====== Rows ======

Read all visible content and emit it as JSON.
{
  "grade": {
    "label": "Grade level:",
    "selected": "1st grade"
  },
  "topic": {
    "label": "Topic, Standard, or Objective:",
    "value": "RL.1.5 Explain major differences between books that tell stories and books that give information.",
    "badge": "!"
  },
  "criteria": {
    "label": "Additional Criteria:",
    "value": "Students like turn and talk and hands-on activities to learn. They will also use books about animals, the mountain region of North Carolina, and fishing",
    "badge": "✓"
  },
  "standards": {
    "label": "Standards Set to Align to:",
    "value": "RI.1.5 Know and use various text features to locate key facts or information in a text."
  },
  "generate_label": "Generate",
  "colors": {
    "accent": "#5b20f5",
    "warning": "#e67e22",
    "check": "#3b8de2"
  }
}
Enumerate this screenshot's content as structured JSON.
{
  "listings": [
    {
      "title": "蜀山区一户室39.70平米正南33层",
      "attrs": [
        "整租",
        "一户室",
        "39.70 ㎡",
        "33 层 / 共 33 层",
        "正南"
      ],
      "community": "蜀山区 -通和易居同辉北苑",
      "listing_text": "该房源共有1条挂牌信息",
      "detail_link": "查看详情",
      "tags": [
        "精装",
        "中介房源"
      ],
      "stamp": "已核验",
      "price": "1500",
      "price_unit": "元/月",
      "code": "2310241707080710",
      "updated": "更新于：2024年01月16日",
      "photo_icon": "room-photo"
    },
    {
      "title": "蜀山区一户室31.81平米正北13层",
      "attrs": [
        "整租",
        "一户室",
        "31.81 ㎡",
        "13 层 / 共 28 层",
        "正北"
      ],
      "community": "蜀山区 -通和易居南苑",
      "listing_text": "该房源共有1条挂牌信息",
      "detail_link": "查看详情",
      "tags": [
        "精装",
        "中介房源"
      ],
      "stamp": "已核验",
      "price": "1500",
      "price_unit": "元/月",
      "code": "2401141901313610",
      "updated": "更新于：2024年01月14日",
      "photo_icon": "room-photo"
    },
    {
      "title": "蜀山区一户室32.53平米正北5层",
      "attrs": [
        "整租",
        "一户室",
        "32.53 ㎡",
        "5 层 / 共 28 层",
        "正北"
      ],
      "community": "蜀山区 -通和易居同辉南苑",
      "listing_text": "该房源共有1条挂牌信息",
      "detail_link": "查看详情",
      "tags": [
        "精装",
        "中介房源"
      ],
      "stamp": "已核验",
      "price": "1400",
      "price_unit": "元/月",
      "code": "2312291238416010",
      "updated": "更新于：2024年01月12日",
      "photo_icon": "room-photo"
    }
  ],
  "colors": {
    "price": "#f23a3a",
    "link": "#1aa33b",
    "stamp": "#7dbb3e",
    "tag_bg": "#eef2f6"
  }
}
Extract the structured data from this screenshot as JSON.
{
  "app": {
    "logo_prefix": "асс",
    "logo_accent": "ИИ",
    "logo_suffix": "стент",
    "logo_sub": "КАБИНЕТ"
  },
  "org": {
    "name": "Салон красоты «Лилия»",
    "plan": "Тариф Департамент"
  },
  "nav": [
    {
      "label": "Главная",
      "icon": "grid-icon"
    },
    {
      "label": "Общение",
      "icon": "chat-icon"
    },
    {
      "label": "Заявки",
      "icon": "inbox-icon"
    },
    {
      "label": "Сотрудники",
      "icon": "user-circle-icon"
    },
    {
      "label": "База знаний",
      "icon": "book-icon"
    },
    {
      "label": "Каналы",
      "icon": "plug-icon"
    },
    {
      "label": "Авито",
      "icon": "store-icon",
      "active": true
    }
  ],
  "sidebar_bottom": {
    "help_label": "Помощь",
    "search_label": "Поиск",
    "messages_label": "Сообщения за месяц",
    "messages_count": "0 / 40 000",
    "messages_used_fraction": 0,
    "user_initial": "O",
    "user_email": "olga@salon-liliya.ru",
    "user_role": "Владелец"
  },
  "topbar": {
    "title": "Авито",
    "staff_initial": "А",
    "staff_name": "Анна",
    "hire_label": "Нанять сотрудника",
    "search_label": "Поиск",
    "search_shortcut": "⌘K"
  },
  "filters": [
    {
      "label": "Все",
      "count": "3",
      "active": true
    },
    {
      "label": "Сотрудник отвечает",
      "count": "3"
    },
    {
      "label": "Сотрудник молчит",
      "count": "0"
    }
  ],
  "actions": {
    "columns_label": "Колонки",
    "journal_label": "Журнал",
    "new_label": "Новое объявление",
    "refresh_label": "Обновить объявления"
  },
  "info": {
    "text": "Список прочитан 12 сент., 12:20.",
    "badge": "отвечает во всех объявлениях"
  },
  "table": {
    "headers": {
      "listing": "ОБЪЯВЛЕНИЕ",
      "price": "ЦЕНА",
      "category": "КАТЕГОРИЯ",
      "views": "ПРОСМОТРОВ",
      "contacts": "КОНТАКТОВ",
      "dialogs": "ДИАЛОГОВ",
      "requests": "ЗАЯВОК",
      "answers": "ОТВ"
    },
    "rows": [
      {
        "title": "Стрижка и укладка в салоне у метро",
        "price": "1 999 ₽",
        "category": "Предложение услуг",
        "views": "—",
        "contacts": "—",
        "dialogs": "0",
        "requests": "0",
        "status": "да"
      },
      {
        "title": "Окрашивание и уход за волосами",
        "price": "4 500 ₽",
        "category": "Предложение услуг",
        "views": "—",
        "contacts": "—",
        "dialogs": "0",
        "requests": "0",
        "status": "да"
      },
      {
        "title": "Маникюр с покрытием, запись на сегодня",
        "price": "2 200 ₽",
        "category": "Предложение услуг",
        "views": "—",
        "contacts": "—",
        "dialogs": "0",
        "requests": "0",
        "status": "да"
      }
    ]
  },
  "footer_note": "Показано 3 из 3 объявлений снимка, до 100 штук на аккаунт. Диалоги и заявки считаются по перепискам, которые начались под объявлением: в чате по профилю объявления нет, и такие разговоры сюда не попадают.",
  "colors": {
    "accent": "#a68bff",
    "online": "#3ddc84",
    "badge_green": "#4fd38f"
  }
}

======

▸ What is needed: Quote the data in full, keeping each word unchanged.

▸ Answer for the task:
Read all visible content and emit it as JSON.
{
  "grade": {
    "label": "Grade level:",
    "selected": "1st grade"
  },
  "topic": {
    "label": "Topic, Standard, or Objective:",
    "value": "RL.1.5 Explain major differences between books that tell stories and books that give information.",
    "badge": "!"
  },
  "criteria": {
    "label": "Additional Criteria:",
    "value": "Students like turn and talk and hands-on activities to learn. They will also use books about animals, the mountain region of North Carolina, and fishing",
    "badge": "✓"
  },
  "standards": {
    "label": "Standards Set to Align to:",
    "value": "RI.1.5 Know and use various text features to locate key facts or information in a text."
  },
  "generate_label": "Generate",
  "colors": {
    "accent": "#5b20f5",
    "warning": "#e67e22",
    "check": "#3b8de2"
  }
}
Enumerate this screenshot's content as structured JSON.
{
  "listings": [
    {
      "title": "蜀山区一户室39.70平米正南33层",
      "attrs": [
        "整租",
        "一户室",
        "39.70 ㎡",
        "33 层 / 共 33 层",
        "正南"
      ],
      "community": "蜀山区 -通和易居同辉北苑",
      "listing_text": "该房源共有1条挂牌信息",
      "detail_link": "查看详情",
      "tags": [
        "精装",
        "中介房源"
      ],
      "stamp": "已核验",
      "price": "1500",
      "price_unit": "元/月",
      "code": "2310241707080710",
      "updated": "更新于：2024年01月16日",
      "photo_icon": "room-photo"
    },
    {
      "title": "蜀山区一户室31.81平米正北13层",
      "attrs": [
        "整租",
        "一户室",
        "31.81 ㎡",
        "13 层 / 共 28 层",
        "正北"
      ],
      "community": "蜀山区 -通和易居南苑",
      "listing_text": "该房源共有1条挂牌信息",
      "detail_link": "查看详情",
      "tags": [
        "精装",
        "中介房源"
      ],
      "stamp": "已核验",
      "price": "1500",
      "price_unit": "元/月",
      "code": "2401141901313610",
      "updated": "更新于：2024年01月14日",
      "photo_icon": "room-photo"
    },
    {
      "title": "蜀山区一户室32.53平米正北5层",
      "attrs": [
        "整租",
        "一户室",
        "32.53 ㎡",
        "5 层 / 共 28 层",
        "正北"
      ],
      "community": "蜀山区 -通和易居同辉南苑",
      "listing_text": "该房源共有1条挂牌信息",
      "detail_link": "查看详情",
      "tags": [
        "精装",
        "中介房源"
      ],
      "stamp": "已核验",
      "price": "1400",
      "price_unit": "元/月",
      "code": "2312291238416010",
      "updated": "更新于：2024年01月12日",
      "photo_icon": "room-photo"
    }
  ],
  "colors": {
    "price": "#f23a3a",
    "link": "#1aa33b",
    "stamp": "#7dbb3e",
    "tag_bg": "#eef2f6"
  }
}
Extract the structured data from this screenshot as JSON.
{
  "app": {
    "logo_prefix": "асс",
    "logo_accent": "ИИ",
    "logo_suffix": "стент",
    "logo_sub": "КАБИНЕТ"
  },
  "org": {
    "name": "Салон красоты «Лилия»",
    "plan": "Тариф Департамент"
  },
  "nav": [
    {
      "label": "Главная",
      "icon": "grid-icon"
    },
    {
      "label": "Общение",
      "icon": "chat-icon"
    },
    {
      "label": "Заявки",
      "icon": "inbox-icon"
    },
    {
      "label": "Сотрудники",
      "icon": "user-circle-icon"
    },
    {
      "label": "База знаний",
      "icon": "book-icon"
    },
    {
      "label": "Каналы",
      "icon": "plug-icon"
    },
    {
      "label": "Авито",
      "icon": "store-icon",
      "active": true
    }
  ],
  "sidebar_bottom": {
    "help_label": "Помощь",
    "search_label": "Поиск",
    "messages_label": "Сообщения за месяц",
    "messages_count": "0 / 40 000",
    "messages_used_fraction": 0,
    "user_initial": "O",
    "user_email": "olga@salon-liliya.ru",
    "user_role": "Владелец"
  },
  "topbar": {
    "title": "Авито",
    "staff_initial": "А",
    "staff_name": "Анна",
    "hire_label": "Нанять сотрудника",
    "search_label": "Поиск",
    "search_shortcut": "⌘K"
  },
  "filters": [
    {
      "label": "Все",
      "count": "3",
      "active": true
    },
    {
      "label": "Сотрудник отвечает",
      "count": "3"
    },
    {
      "label": "Сотрудник молчит",
      "count": "0"
    }
  ],
  "actions": {
    "columns_label": "Колонки",
    "journal_label": "Журнал",
    "new_label": "Новое объявление",
    "refresh_label": "Обновить объявления"
  },
  "info": {
    "text": "Список прочитан 12 сент., 12:20.",
    "badge": "отвечает во всех объявлениях"
  },
  "table": {
    "headers": {
      "listing": "ОБЪЯВЛЕНИЕ",
      "price": "ЦЕНА",
      "category": "КАТЕГОРИЯ",
      "views": "ПРОСМОТРОВ",
      "contacts": "КОНТАКТОВ",
      "dialogs": "ДИАЛОГОВ",
      "requests": "ЗАЯВОК",
      "answers": "ОТВ"
    },
    "rows": [
      {
        "title": "Стрижка и укладка в салоне у метро",
        "price": "1 999 ₽",
        "category": "Предложение услуг",
        "views": "—",
        "contacts": "—",
        "dialogs": "0",
        "requests": "0",
        "status": "да"
      },
      {
        "title": "Окрашивание и уход за волосами",
        "price": "4 500 ₽",
        "category": "Предложение услуг",
        "views": "—",
        "contacts": "—",
        "dialogs": "0",
        "requests": "0",
        "status": "да"
      },
      {
        "title": "Маникюр с покрытием, запись на сегодня",
        "price": "2 200 ₽",
        "category": "Предложение услуг",
        "views": "—",
        "contacts": "—",
        "dialogs": "0",
        "requests": "0",
        "status": "да"
      }
    ]
  },
  "footer_note": "Показано 3 из 3 объявлений снимка, до 100 штук на аккаунт. Диалоги и заявки считаются по перепискам, которые начались под объявлением: в чате по профилю объявления нет, и такие разговоры сюда не попадают.",
  "colors": {
    "accent": "#a68bff",
    "online": "#3ddc84",
    "badge_green": "#4fd38f"
  }
}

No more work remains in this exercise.